§ Exercise:
Look for the word "xlabel" in each line and report the count of matching lines, with nothing added.

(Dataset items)

********************

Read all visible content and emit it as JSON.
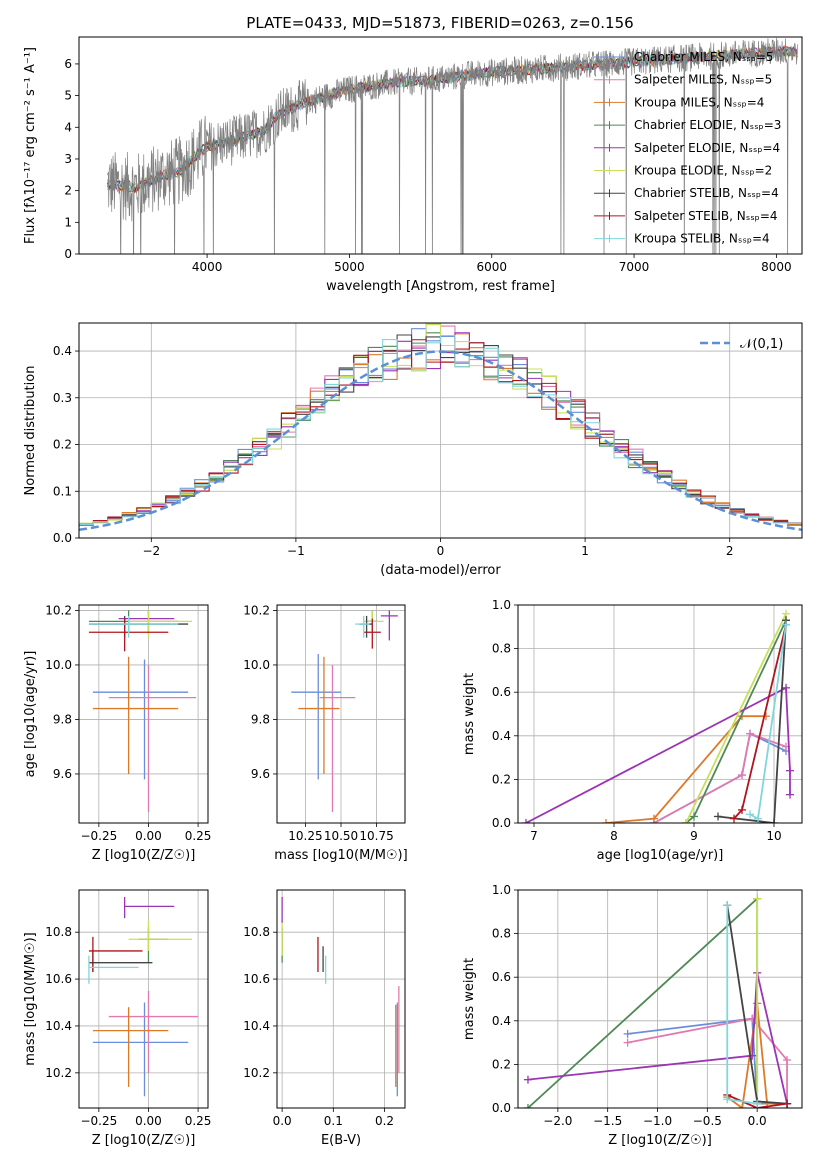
{
  "figure": {
    "title": "PLATE=0433, MJD=51873, FIBERID=0263, z=0.156"
  },
  "chart_data": [
    {
      "id": "spectrum",
      "type": "line",
      "xlabel": "wavelength [Angstrom, rest frame]",
      "ylabel": "Flux [fλ10⁻¹⁷ erg cm⁻² s⁻¹ A⁻¹]",
      "xlim": [
        3100,
        8180
      ],
      "ylim": [
        0,
        6.85
      ],
      "xticks": [
        4000,
        5000,
        6000,
        7000,
        8000
      ],
      "yticks": [
        0,
        1,
        2,
        3,
        4,
        5,
        6
      ],
      "grid": false,
      "legend_position": "right",
      "observed": {
        "color": "#808080",
        "x": [
          3300,
          3500,
          3600,
          3700,
          3800,
          3900,
          4000,
          4200,
          4400,
          4500,
          4700,
          5000,
          5300,
          5600,
          5900,
          6200,
          6500,
          6800,
          7100,
          7400,
          7700,
          8000,
          8150
        ],
        "y": [
          2.2,
          2.1,
          2.3,
          2.5,
          2.6,
          3.0,
          3.4,
          3.6,
          3.9,
          4.4,
          4.8,
          5.2,
          5.4,
          5.5,
          5.7,
          5.8,
          5.9,
          6.0,
          6.1,
          6.2,
          6.3,
          6.4,
          6.4
        ]
      },
      "series": [
        {
          "name": "Chabrier MILES, N_SSP=5",
          "color": "#6a8edc"
        },
        {
          "name": "Salpeter MILES, N_SSP=5",
          "color": "#e07ab0"
        },
        {
          "name": "Kroupa MILES, N_SSP=4",
          "color": "#dd7a2a"
        },
        {
          "name": "Chabrier ELODIE, N_SSP=3",
          "color": "#4e8a55"
        },
        {
          "name": "Salpeter ELODIE, N_SSP=4",
          "color": "#9b35b5"
        },
        {
          "name": "Kroupa ELODIE, N_SSP=2",
          "color": "#c8e05a"
        },
        {
          "name": "Chabrier STELIB, N_SSP=4",
          "color": "#444444"
        },
        {
          "name": "Salpeter STELIB, N_SSP=4",
          "color": "#b0141e"
        },
        {
          "name": "Kroupa STELIB, N_SSP=4",
          "color": "#7fd6dc"
        }
      ]
    },
    {
      "id": "residuals",
      "type": "line",
      "xlabel": "(data-model)/error",
      "ylabel": "Normed distribution",
      "xlim": [
        -2.5,
        2.5
      ],
      "ylim": [
        0,
        0.46
      ],
      "xticks": [
        -2,
        -1,
        0,
        1,
        2
      ],
      "yticks": [
        0.0,
        0.1,
        0.2,
        0.3,
        0.4
      ],
      "grid": true,
      "legend_position": "top-right",
      "legend_label": "𝒩(0,1)",
      "gaussian": {
        "mu": 0,
        "sigma": 1,
        "color": "#5b8fd6"
      }
    },
    {
      "id": "age_vs_Z",
      "type": "scatter",
      "xlabel": "Z [log10(Z/Z☉)]",
      "ylabel": "age  [log10(age/yr)]",
      "xlim": [
        -0.35,
        0.3
      ],
      "ylim": [
        9.42,
        10.22
      ],
      "xticks": [
        -0.25,
        0.0,
        0.25
      ],
      "yticks": [
        9.6,
        9.8,
        10.0,
        10.2
      ],
      "grid": true,
      "points": [
        {
          "x": -0.02,
          "y": 9.9,
          "xlo": -0.28,
          "xhi": 0.2,
          "ylo": 9.58,
          "yhi": 10.02,
          "color": "#6a8edc"
        },
        {
          "x": 0.0,
          "y": 9.88,
          "xlo": -0.2,
          "xhi": 0.24,
          "ylo": 9.46,
          "yhi": 10.0,
          "color": "#e07ab0"
        },
        {
          "x": -0.1,
          "y": 9.84,
          "xlo": -0.28,
          "xhi": 0.15,
          "ylo": 9.6,
          "yhi": 10.03,
          "color": "#dd7a2a"
        },
        {
          "x": -0.1,
          "y": 10.16,
          "xlo": -0.3,
          "xhi": 0.15,
          "ylo": 10.12,
          "yhi": 10.2,
          "color": "#4e8a55"
        },
        {
          "x": 0.0,
          "y": 10.17,
          "xlo": -0.15,
          "xhi": 0.13,
          "ylo": 10.12,
          "yhi": 10.2,
          "color": "#9b35b5"
        },
        {
          "x": 0.0,
          "y": 10.16,
          "xlo": -0.1,
          "xhi": 0.22,
          "ylo": 10.1,
          "yhi": 10.2,
          "color": "#c8e05a"
        },
        {
          "x": -0.12,
          "y": 10.15,
          "xlo": -0.3,
          "xhi": 0.2,
          "ylo": 10.1,
          "yhi": 10.18,
          "color": "#444444"
        },
        {
          "x": -0.12,
          "y": 10.12,
          "xlo": -0.3,
          "xhi": 0.1,
          "ylo": 10.05,
          "yhi": 10.17,
          "color": "#b0141e"
        },
        {
          "x": -0.1,
          "y": 10.15,
          "xlo": -0.3,
          "xhi": 0.15,
          "ylo": 10.1,
          "yhi": 10.18,
          "color": "#7fd6dc"
        }
      ]
    },
    {
      "id": "age_vs_mass",
      "type": "scatter",
      "xlabel": "mass [log10(M/M☉)]",
      "ylabel": "",
      "xlim": [
        10.05,
        10.95
      ],
      "ylim": [
        9.42,
        10.22
      ],
      "xticks": [
        10.25,
        10.5,
        10.75
      ],
      "yticks": [
        9.6,
        9.8,
        10.0,
        10.2
      ],
      "grid": true,
      "points": [
        {
          "x": 10.34,
          "y": 9.9,
          "xlo": 10.15,
          "xhi": 10.5,
          "ylo": 9.58,
          "yhi": 10.04,
          "color": "#6a8edc"
        },
        {
          "x": 10.44,
          "y": 9.88,
          "xlo": 10.35,
          "xhi": 10.6,
          "ylo": 9.46,
          "yhi": 10.0,
          "color": "#e07ab0"
        },
        {
          "x": 10.38,
          "y": 9.84,
          "xlo": 10.2,
          "xhi": 10.49,
          "ylo": 9.6,
          "yhi": 10.03,
          "color": "#dd7a2a"
        },
        {
          "x": 10.72,
          "y": 10.16,
          "xlo": 10.68,
          "xhi": 10.76,
          "ylo": 10.12,
          "yhi": 10.2,
          "color": "#4e8a55"
        },
        {
          "x": 10.84,
          "y": 10.18,
          "xlo": 10.78,
          "xhi": 10.9,
          "ylo": 10.09,
          "yhi": 10.2,
          "color": "#9b35b5"
        },
        {
          "x": 10.72,
          "y": 10.16,
          "xlo": 10.66,
          "xhi": 10.8,
          "ylo": 10.12,
          "yhi": 10.2,
          "color": "#c8e05a"
        },
        {
          "x": 10.68,
          "y": 10.15,
          "xlo": 10.63,
          "xhi": 10.72,
          "ylo": 10.1,
          "yhi": 10.18,
          "color": "#444444"
        },
        {
          "x": 10.72,
          "y": 10.12,
          "xlo": 10.66,
          "xhi": 10.78,
          "ylo": 10.06,
          "yhi": 10.17,
          "color": "#b0141e"
        },
        {
          "x": 10.66,
          "y": 10.15,
          "xlo": 10.6,
          "xhi": 10.7,
          "ylo": 10.1,
          "yhi": 10.18,
          "color": "#7fd6dc"
        }
      ]
    },
    {
      "id": "weight_vs_age",
      "type": "line",
      "xlabel": "age  [log10(age/yr)]",
      "ylabel": "mass weight",
      "xlim": [
        6.8,
        10.35
      ],
      "ylim": [
        0,
        1.0
      ],
      "xticks": [
        7,
        8,
        9,
        10
      ],
      "yticks": [
        0.0,
        0.2,
        0.4,
        0.6,
        0.8,
        1.0
      ],
      "grid": true,
      "series": [
        {
          "color": "#6a8edc",
          "x": [
            8.5,
            9.6,
            9.7,
            10.15
          ],
          "y": [
            0.0,
            0.22,
            0.41,
            0.33
          ]
        },
        {
          "color": "#e07ab0",
          "x": [
            8.5,
            9.6,
            9.7,
            10.15
          ],
          "y": [
            0.0,
            0.22,
            0.41,
            0.35
          ]
        },
        {
          "color": "#dd7a2a",
          "x": [
            7.9,
            8.5,
            9.6,
            9.9
          ],
          "y": [
            0.0,
            0.02,
            0.49,
            0.49
          ]
        },
        {
          "color": "#4e8a55",
          "x": [
            8.9,
            9.0,
            10.15
          ],
          "y": [
            0.0,
            0.03,
            0.93
          ]
        },
        {
          "color": "#9b35b5",
          "x": [
            6.9,
            10.15,
            10.2,
            10.2
          ],
          "y": [
            0.0,
            0.62,
            0.24,
            0.13
          ]
        },
        {
          "color": "#c8e05a",
          "x": [
            8.9,
            10.15
          ],
          "y": [
            0.0,
            0.96
          ]
        },
        {
          "color": "#444444",
          "x": [
            9.3,
            10.0,
            10.15
          ],
          "y": [
            0.03,
            0.0,
            0.93
          ]
        },
        {
          "color": "#b0141e",
          "x": [
            9.5,
            9.6,
            10.15
          ],
          "y": [
            0.02,
            0.06,
            0.91
          ]
        },
        {
          "color": "#7fd6dc",
          "x": [
            9.7,
            9.8,
            10.15
          ],
          "y": [
            0.04,
            0.02,
            0.91
          ]
        }
      ]
    },
    {
      "id": "mass_vs_Z",
      "type": "scatter",
      "xlabel": "Z [log10(Z/Z☉)]",
      "ylabel": "mass [log10(M/M☉)]",
      "xlim": [
        -0.35,
        0.3
      ],
      "ylim": [
        10.05,
        10.98
      ],
      "xticks": [
        -0.25,
        0.0,
        0.25
      ],
      "yticks": [
        10.2,
        10.4,
        10.6,
        10.8
      ],
      "grid": true,
      "points": [
        {
          "x": -0.02,
          "y": 10.33,
          "xlo": -0.28,
          "xhi": 0.2,
          "ylo": 10.1,
          "yhi": 10.5,
          "color": "#6a8edc"
        },
        {
          "x": 0.0,
          "y": 10.44,
          "xlo": -0.2,
          "xhi": 0.25,
          "ylo": 10.2,
          "yhi": 10.55,
          "color": "#e07ab0"
        },
        {
          "x": -0.1,
          "y": 10.38,
          "xlo": -0.28,
          "xhi": 0.1,
          "ylo": 10.14,
          "yhi": 10.48,
          "color": "#dd7a2a"
        },
        {
          "x": 0.0,
          "y": 10.77,
          "xlo": -0.05,
          "xhi": 0.1,
          "ylo": 10.67,
          "yhi": 10.82,
          "color": "#4e8a55"
        },
        {
          "x": -0.12,
          "y": 10.91,
          "xlo": -0.12,
          "xhi": 0.13,
          "ylo": 10.86,
          "yhi": 10.95,
          "color": "#9b35b5"
        },
        {
          "x": 0.0,
          "y": 10.77,
          "xlo": -0.1,
          "xhi": 0.22,
          "ylo": 10.72,
          "yhi": 10.85,
          "color": "#c8e05a"
        },
        {
          "x": -0.28,
          "y": 10.67,
          "xlo": -0.3,
          "xhi": 0.02,
          "ylo": 10.63,
          "yhi": 10.72,
          "color": "#444444"
        },
        {
          "x": -0.28,
          "y": 10.72,
          "xlo": -0.3,
          "xhi": -0.03,
          "ylo": 10.63,
          "yhi": 10.78,
          "color": "#b0141e"
        },
        {
          "x": -0.3,
          "y": 10.65,
          "xlo": -0.3,
          "xhi": -0.05,
          "ylo": 10.58,
          "yhi": 10.7,
          "color": "#7fd6dc"
        }
      ]
    },
    {
      "id": "mass_vs_ebv",
      "type": "scatter",
      "xlabel": "E(B-V)",
      "ylabel": "",
      "xlim": [
        -0.01,
        0.24
      ],
      "ylim": [
        10.05,
        10.98
      ],
      "xticks": [
        0.0,
        0.1,
        0.2
      ],
      "yticks": [
        10.2,
        10.4,
        10.6,
        10.8
      ],
      "grid": true,
      "points": [
        {
          "x": 0.225,
          "y": 10.33,
          "ylo": 10.1,
          "yhi": 10.5,
          "color": "#6a8edc"
        },
        {
          "x": 0.228,
          "y": 10.44,
          "ylo": 10.2,
          "yhi": 10.57,
          "color": "#e07ab0"
        },
        {
          "x": 0.222,
          "y": 10.38,
          "ylo": 10.14,
          "yhi": 10.49,
          "color": "#dd7a2a"
        },
        {
          "x": 0.0,
          "y": 10.77,
          "ylo": 10.67,
          "yhi": 10.82,
          "color": "#4e8a55"
        },
        {
          "x": 0.0,
          "y": 10.9,
          "ylo": 10.84,
          "yhi": 10.95,
          "color": "#9b35b5"
        },
        {
          "x": 0.0,
          "y": 10.77,
          "ylo": 10.7,
          "yhi": 10.84,
          "color": "#c8e05a"
        },
        {
          "x": 0.08,
          "y": 10.68,
          "ylo": 10.63,
          "yhi": 10.74,
          "color": "#444444"
        },
        {
          "x": 0.07,
          "y": 10.72,
          "ylo": 10.63,
          "yhi": 10.78,
          "color": "#b0141e"
        },
        {
          "x": 0.085,
          "y": 10.64,
          "ylo": 10.58,
          "yhi": 10.7,
          "color": "#7fd6dc"
        }
      ]
    },
    {
      "id": "weight_vs_Z",
      "type": "line",
      "xlabel": "Z [log10(Z/Z☉)]",
      "ylabel": "mass weight",
      "xlim": [
        -2.4,
        0.45
      ],
      "ylim": [
        0,
        1.0
      ],
      "xticks": [
        -2.0,
        -1.5,
        -1.0,
        -0.5,
        0.0
      ],
      "yticks": [
        0.0,
        0.2,
        0.4,
        0.6,
        0.8,
        1.0
      ],
      "grid": true,
      "series": [
        {
          "color": "#6a8edc",
          "x": [
            -1.3,
            -0.05,
            0.0,
            0.3
          ],
          "y": [
            0.34,
            0.41,
            0.02,
            0.02
          ]
        },
        {
          "color": "#e07ab0",
          "x": [
            -1.3,
            -0.05,
            0.3,
            0.3
          ],
          "y": [
            0.3,
            0.41,
            0.22,
            0.02
          ]
        },
        {
          "color": "#dd7a2a",
          "x": [
            -0.3,
            -0.15,
            0.0,
            0.1,
            0.3
          ],
          "y": [
            0.05,
            0.0,
            0.48,
            0.02,
            0.02
          ]
        },
        {
          "color": "#4e8a55",
          "x": [
            -2.3,
            0.0,
            0.0
          ],
          "y": [
            0.0,
            0.96,
            0.02
          ]
        },
        {
          "color": "#9b35b5",
          "x": [
            -2.3,
            -0.05,
            0.0,
            0.3
          ],
          "y": [
            0.13,
            0.24,
            0.62,
            0.02
          ]
        },
        {
          "color": "#c8e05a",
          "x": [
            0.0,
            0.0
          ],
          "y": [
            0.0,
            0.96
          ]
        },
        {
          "color": "#444444",
          "x": [
            -0.3,
            0.0,
            0.3
          ],
          "y": [
            0.93,
            0.03,
            0.02
          ]
        },
        {
          "color": "#b0141e",
          "x": [
            -0.3,
            0.0,
            0.3
          ],
          "y": [
            0.06,
            0.0,
            0.02
          ]
        },
        {
          "color": "#7fd6dc",
          "x": [
            -0.3,
            -0.3,
            0.0
          ],
          "y": [
            0.93,
            0.04,
            0.02
          ]
        }
      ]
    }
  ]
}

********************

§ Final answer:
8